Pull each line containing "content" out of the data and copy it.

===== Data excerpts

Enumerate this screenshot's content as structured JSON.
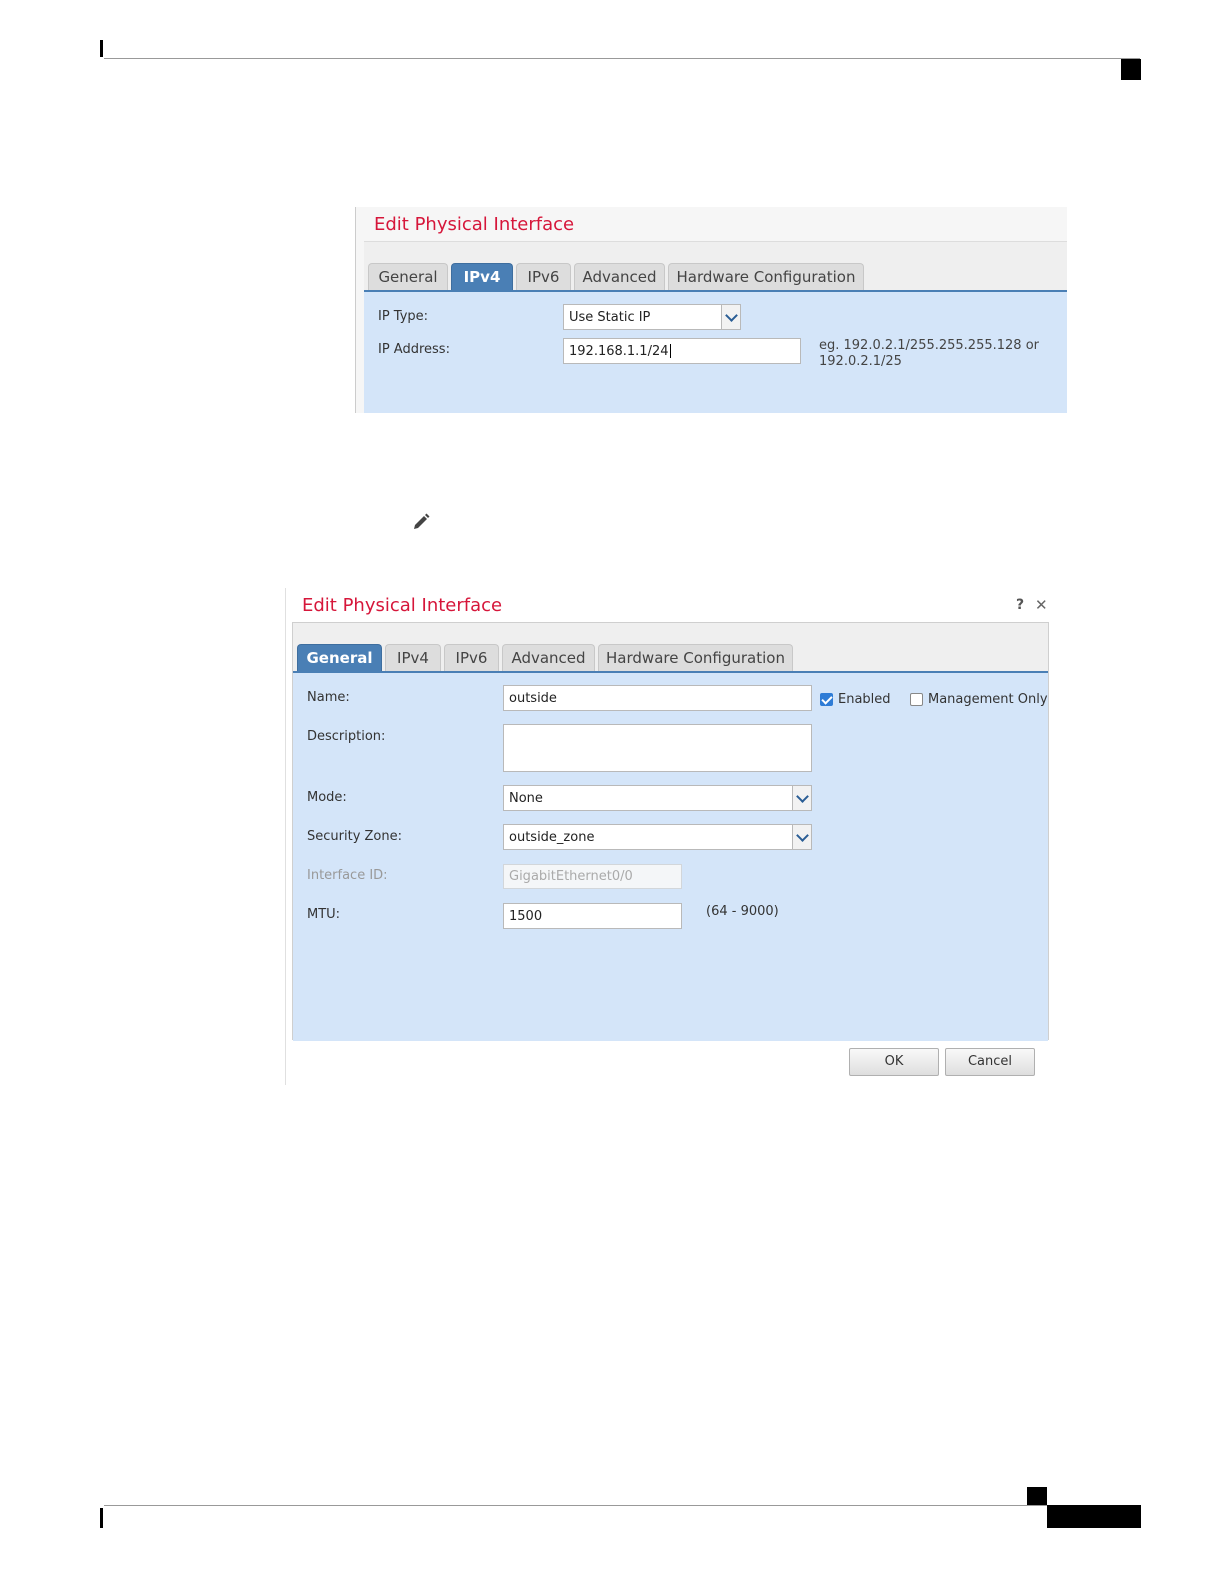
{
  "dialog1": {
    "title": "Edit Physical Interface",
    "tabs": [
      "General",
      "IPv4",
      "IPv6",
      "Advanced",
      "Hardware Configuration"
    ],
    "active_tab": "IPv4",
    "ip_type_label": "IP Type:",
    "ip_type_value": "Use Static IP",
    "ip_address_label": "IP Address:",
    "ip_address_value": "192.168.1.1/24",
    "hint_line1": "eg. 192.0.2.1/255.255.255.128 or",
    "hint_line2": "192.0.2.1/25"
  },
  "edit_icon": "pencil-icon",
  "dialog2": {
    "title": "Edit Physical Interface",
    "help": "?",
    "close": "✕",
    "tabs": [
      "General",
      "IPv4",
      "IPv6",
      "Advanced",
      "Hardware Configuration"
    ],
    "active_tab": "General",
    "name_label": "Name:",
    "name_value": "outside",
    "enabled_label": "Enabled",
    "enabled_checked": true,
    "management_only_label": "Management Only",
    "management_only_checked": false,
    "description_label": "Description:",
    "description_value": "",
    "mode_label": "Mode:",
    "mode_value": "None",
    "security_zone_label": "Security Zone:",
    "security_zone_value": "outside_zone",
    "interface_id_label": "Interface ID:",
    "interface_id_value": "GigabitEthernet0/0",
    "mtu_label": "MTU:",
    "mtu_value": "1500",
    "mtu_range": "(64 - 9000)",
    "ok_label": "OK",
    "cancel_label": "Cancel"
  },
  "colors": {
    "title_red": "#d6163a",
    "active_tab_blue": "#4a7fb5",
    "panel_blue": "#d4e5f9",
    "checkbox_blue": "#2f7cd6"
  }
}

==========
===== Data excerpts

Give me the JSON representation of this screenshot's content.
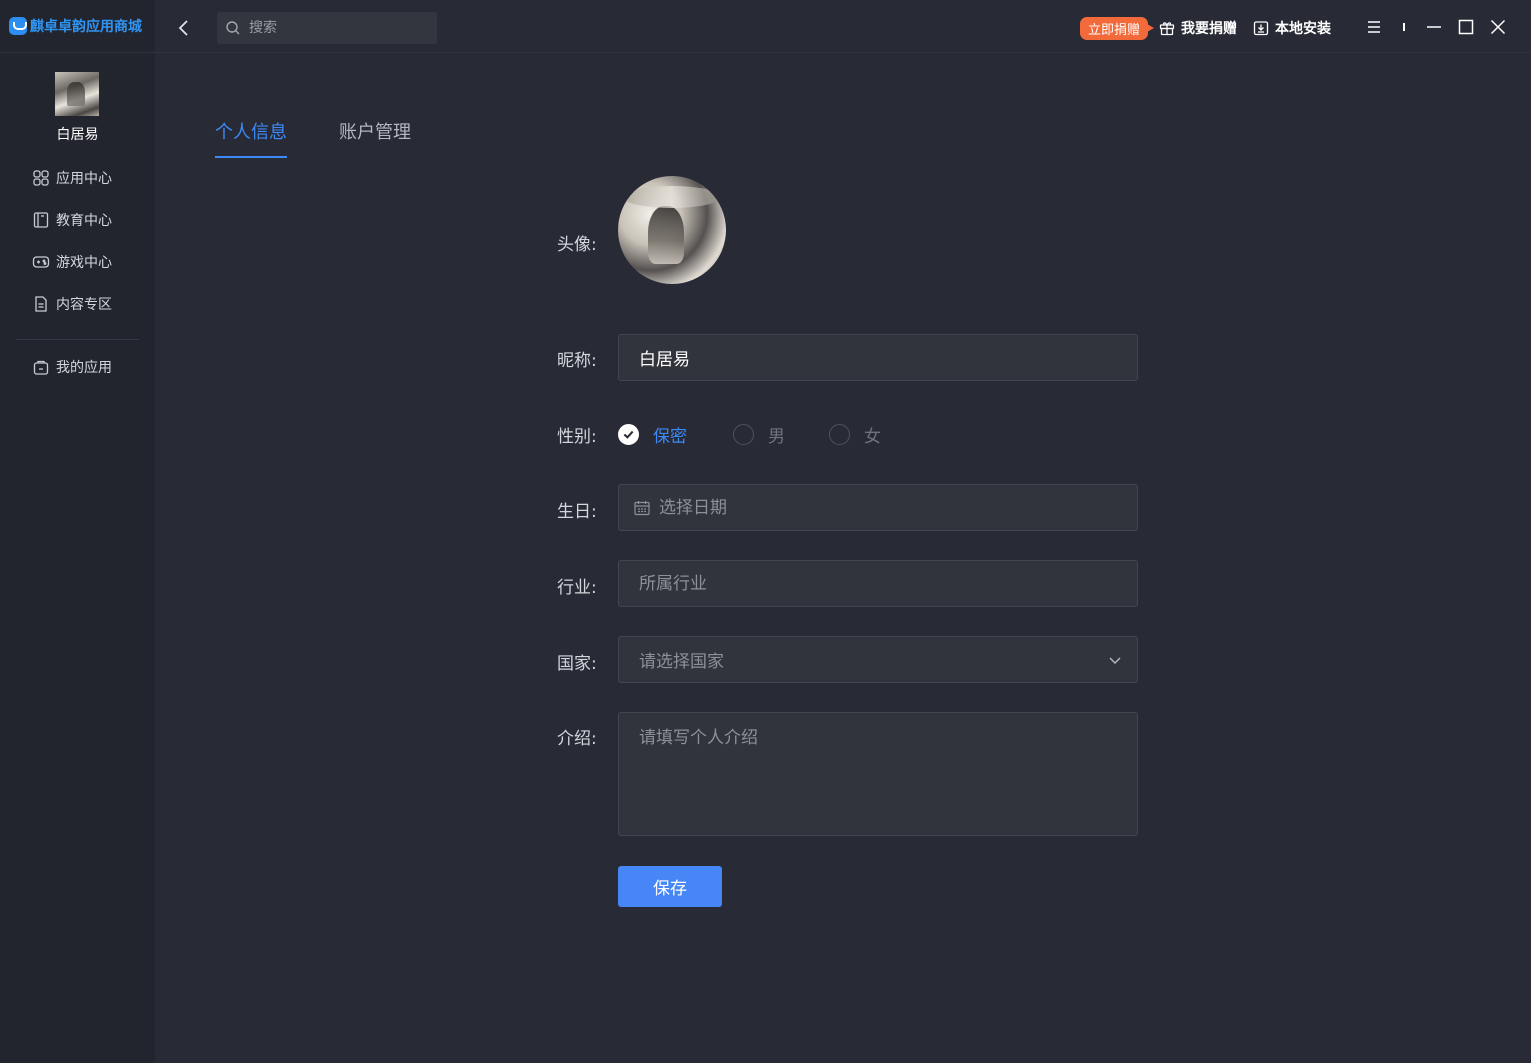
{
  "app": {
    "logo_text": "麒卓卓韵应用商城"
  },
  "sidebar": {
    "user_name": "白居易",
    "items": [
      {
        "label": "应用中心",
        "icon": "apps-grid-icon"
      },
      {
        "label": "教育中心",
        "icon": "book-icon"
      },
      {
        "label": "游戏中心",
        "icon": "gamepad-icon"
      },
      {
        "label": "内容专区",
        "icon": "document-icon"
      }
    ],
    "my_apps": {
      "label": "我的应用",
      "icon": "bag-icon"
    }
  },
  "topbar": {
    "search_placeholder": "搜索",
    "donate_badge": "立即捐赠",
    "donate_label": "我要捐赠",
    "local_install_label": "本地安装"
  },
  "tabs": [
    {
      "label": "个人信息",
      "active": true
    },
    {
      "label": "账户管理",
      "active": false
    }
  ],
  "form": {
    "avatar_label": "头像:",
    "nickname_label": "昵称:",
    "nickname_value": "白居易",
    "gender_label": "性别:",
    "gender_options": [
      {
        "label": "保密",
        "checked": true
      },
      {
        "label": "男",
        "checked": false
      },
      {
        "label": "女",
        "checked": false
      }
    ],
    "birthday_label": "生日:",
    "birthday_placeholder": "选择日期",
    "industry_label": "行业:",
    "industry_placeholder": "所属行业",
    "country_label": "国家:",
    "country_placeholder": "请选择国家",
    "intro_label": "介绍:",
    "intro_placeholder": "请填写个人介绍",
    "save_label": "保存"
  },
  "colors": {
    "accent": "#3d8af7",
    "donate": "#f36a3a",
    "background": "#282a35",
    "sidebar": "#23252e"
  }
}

==========

▸ **Problem solution**
Enumerate this screenshot's content as structured JSON.
Give me the JSON representation of this screenshot's content.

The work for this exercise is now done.